- _Source_:

[Begin]

The Prince of Wales Fort is a historic bastion fort on Hudson Bay across the Churchill River from Churchill, Manitoba, Canada.

History

The European history of this area starts with Henry Hudson sailing into Hudson Bay in 1610. The area was recognized as important in the fur trade and of potential importance for other discoveries. The fort is built in a star shape.

Original (wood) fort
This fort began as a log fort built in 1717 by James Knight of the Hudson's Bay Company (HBC) and was originally called the Churchill River Post. In 1719, the post was renamed Prince of Wales Fort. It was located on the west bank of the Churchill River to protect and control the HBC's interests in the fur trade.

Construction of the present stone fort
The original wooden fort was replaced by a massive stone fort, probably to abide by the Royal Charter which required that Rupert's Land should be fortified.

Construction of this fort was started in 1731 near what was then called Eskimo Point. It was in the form of a square, with sides  long and walls  tall and  thick at the base.

It had forty-two cannon mounted on the walls. There was also a battery across the river on Cape Merry meant to hold six more cannon.

[End]

- _Set problem 1_: Render this sentence from the passage on Prince of Wales Fort in French: "In 1719, the post was renamed Prince of Wales Fort."
- _Set problem 2_: Pick up the passage on Prince of Wales Fort after its final sentence and carry it further.
The lines after this point are unrelated to the passage on Prince of Wales Fort.

- _Dataset records_:
[Begin]

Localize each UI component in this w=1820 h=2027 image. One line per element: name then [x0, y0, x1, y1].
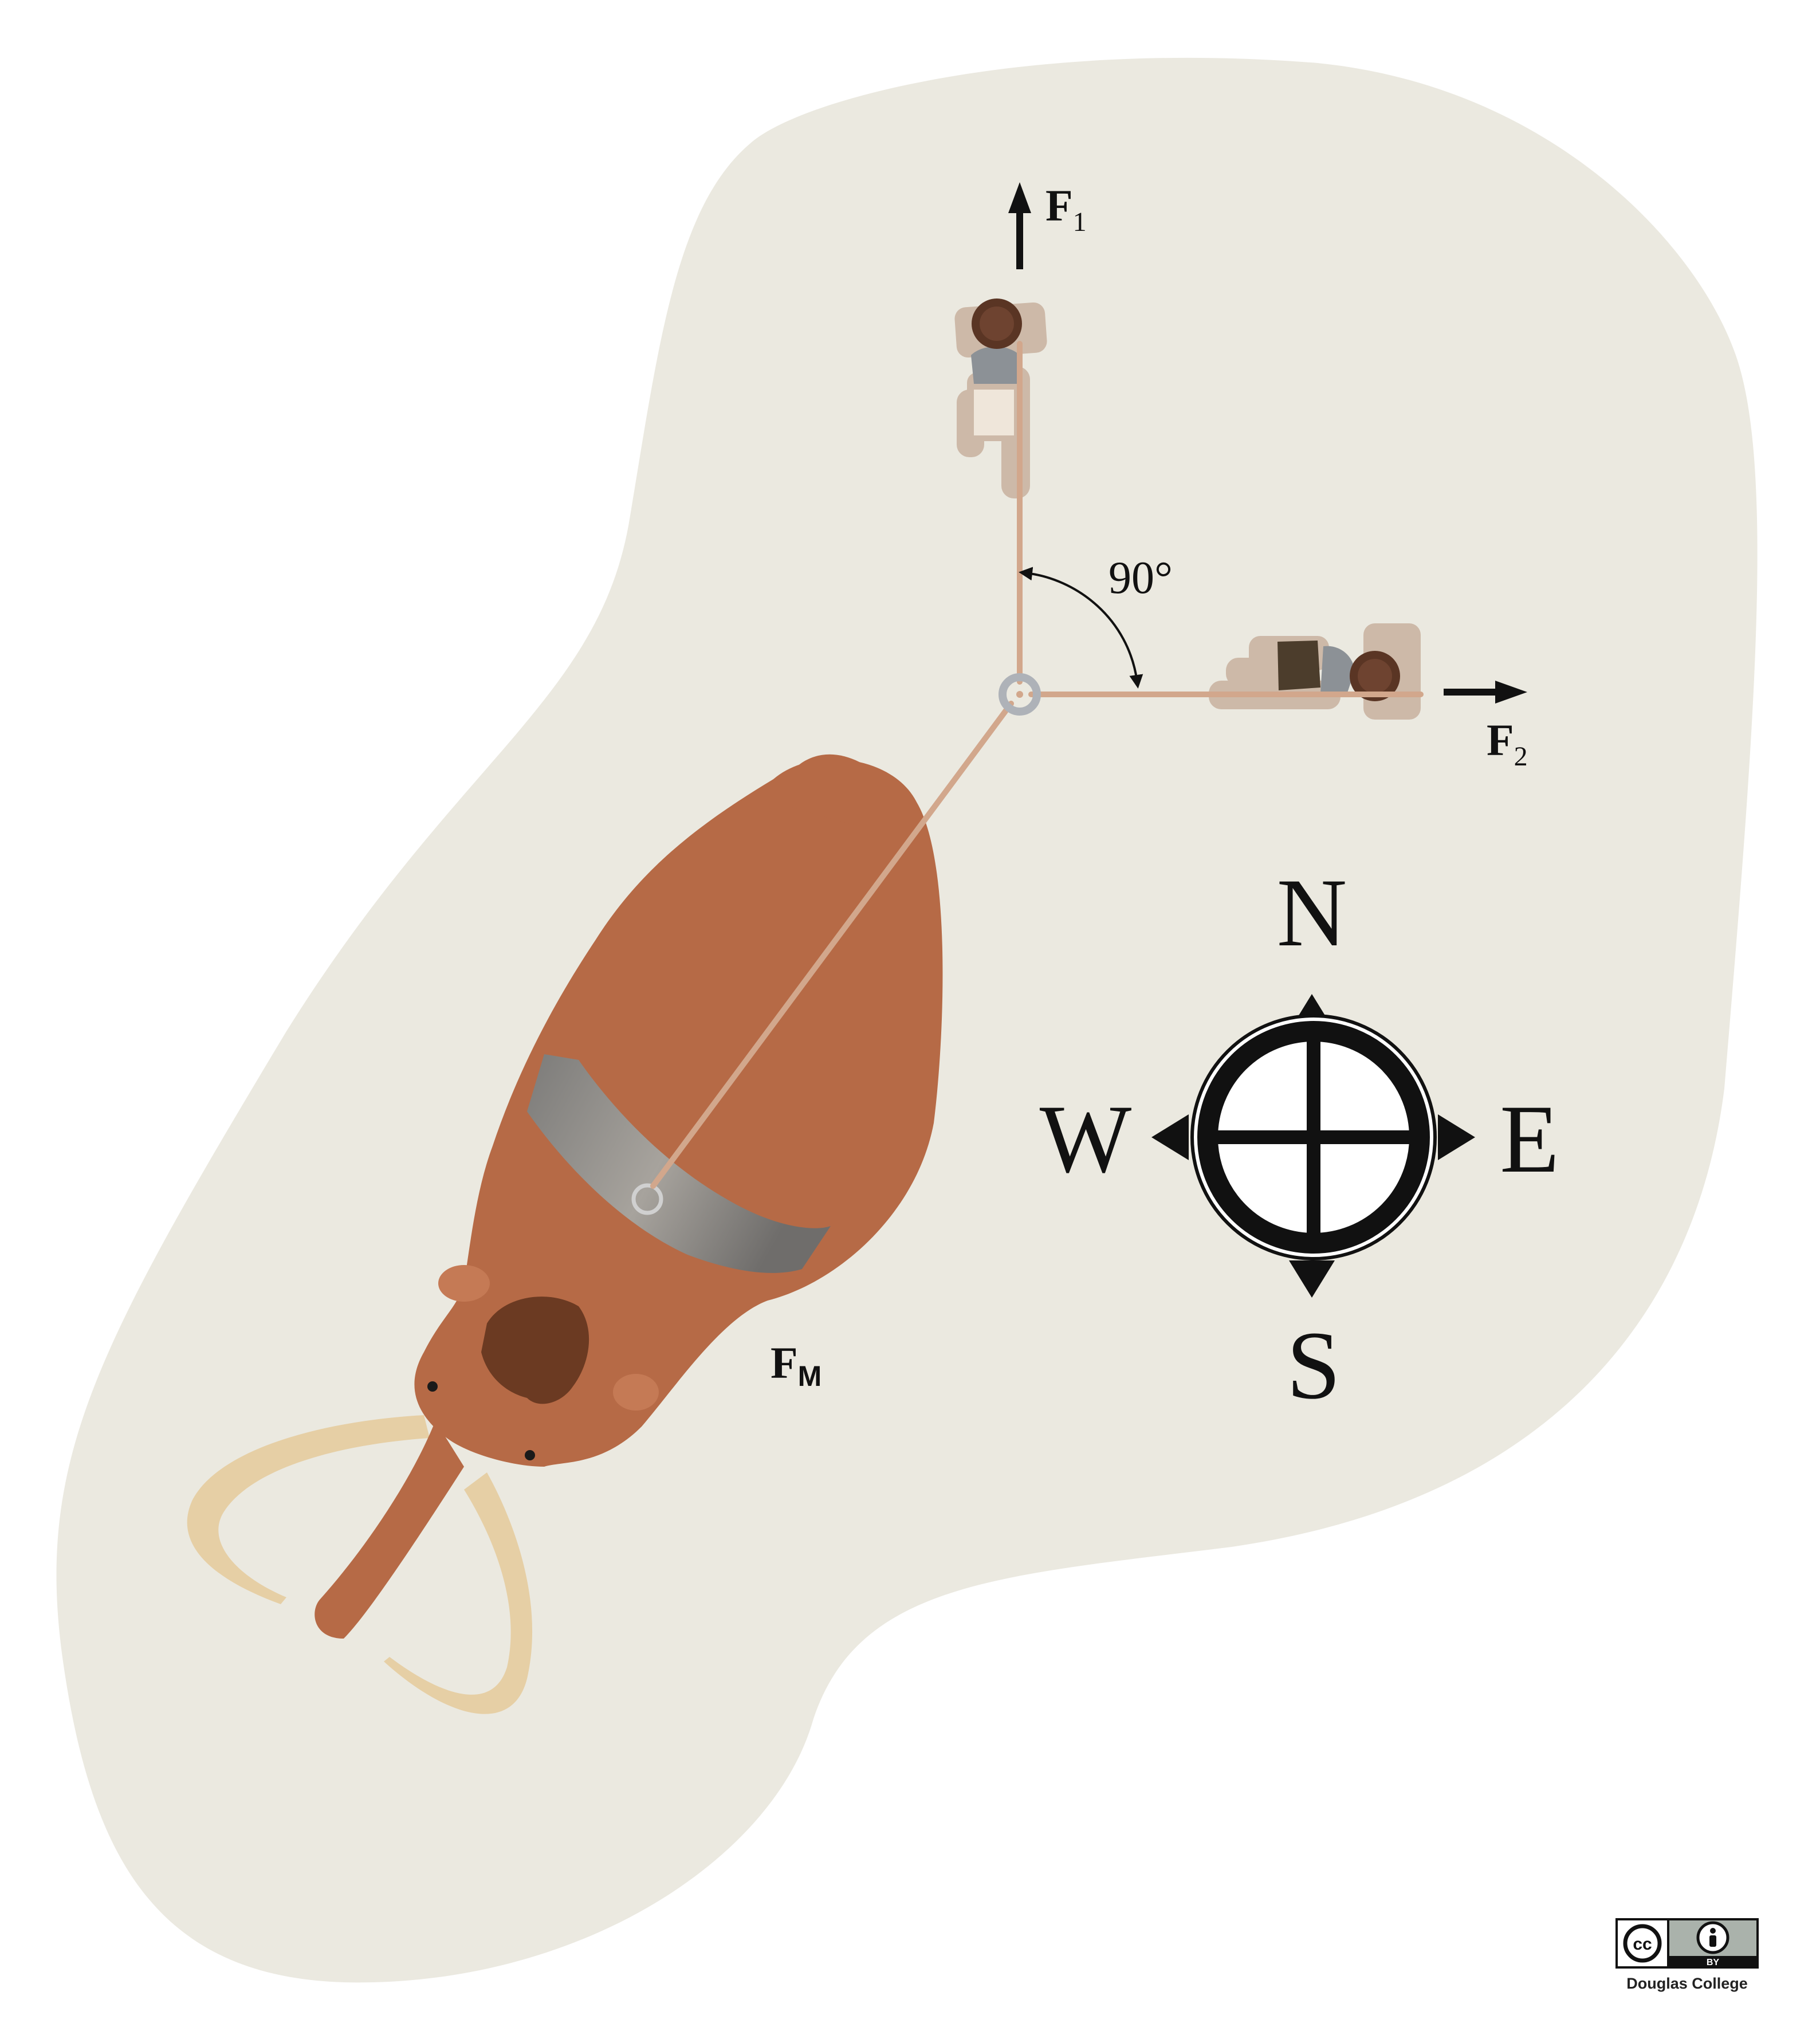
- person-north: [954, 298, 1047, 498]
- mammoth-body: [414, 759, 943, 1467]
- trunk: [315, 1421, 464, 1639]
- badge-by-text: BY: [1707, 1958, 1720, 1967]
- angle-arc: [1019, 567, 1143, 689]
- right-tusk: [384, 1472, 533, 1714]
- left-tusk: [187, 1415, 430, 1604]
- arrow-icon: [1444, 681, 1527, 704]
- license-credit: cc BY Douglas College: [1615, 1918, 1759, 1993]
- cc-icon: cc: [1623, 1924, 1662, 1963]
- rope-mammoth: [650, 701, 1014, 1189]
- cc-by-badge: cc BY: [1615, 1918, 1759, 1969]
- svg-text:cc: cc: [1633, 1935, 1652, 1954]
- compass-icon: [1151, 994, 1475, 1298]
- compass-east: E: [1500, 1085, 1559, 1193]
- angle-label: 90°: [1108, 553, 1173, 603]
- credit-text: Douglas College: [1626, 1975, 1748, 1992]
- force-label-fm: FM: [771, 1338, 821, 1392]
- head-patch: [481, 1297, 589, 1404]
- compass-north: N: [1277, 859, 1347, 967]
- harness-ring: [631, 1183, 663, 1215]
- compass-west: W: [1040, 1085, 1132, 1193]
- compass-south: S: [1287, 1311, 1341, 1419]
- mammoth: [187, 754, 943, 1714]
- force-label-f2: F2: [1487, 715, 1528, 772]
- by-person-icon: [1696, 1921, 1729, 1954]
- harness-belt: [527, 1054, 831, 1273]
- force-label-f1: F1: [1045, 180, 1087, 237]
- arrow-icon: [1008, 182, 1031, 269]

[End]

- _Exercise output 1_: En 1719, le poste a été rebaptisé Prince of Wales Fort.

- _Exercise output 2_:
In battle
In the 1780s, the French government launched a Hudson Bay expedition to damage HBC activities in that bay. Three French warships of the expedition, led by Jean-François de La Pérouse, captured the Prince of Wales Fort in 1782. The fort was manned by only 39 (non-military) men at the time, and the fort's governor, Samuel Hearne, recognised the numerical and military imbalance and surrendered without a single shot being fired. The French partially destroyed the fort, but its mostly-intact ruins survive to this day.

The fort returned to the HBC in 1783. Thereafter, its importance waned with the decline in the fur trade although the post was refounded a little way up the river.

Structures

The remains of these buildings still stand in the Fort, although none of them are intact, with roofs long since deteroriated.

 Rough Stone Dwelling House
 Governor's Quarters
 Storehouse
 Men's Quarters and Barracks
 Stonemason's Workshop
 Cooper and Carpenter Workshops
 Tailor's Room
 Blacksmith Shop

The courtyard is intact and all other exposed areas covered by grass.

Cape Merry Battery
Opposite the fort across the mouth of the Churchill River is Cape Merry Battery. The battery was named for former HBC Deputy Governor (1712-1718) Captain John Merry (1656-1729). The fixed battery was built three times. The first was built sometime after 1718 and featured a wall protected by cannon(s) and powder magazine. Only remaining parts are the ruins of the door of the magazine and parts of the wall. A second battery was built in 1747 further south and away from the river due to concerns that the first battery could be used to attack the fort. A third was rebuilt in 1959-1960 from second as a restoration process. The battery today has a single cannon.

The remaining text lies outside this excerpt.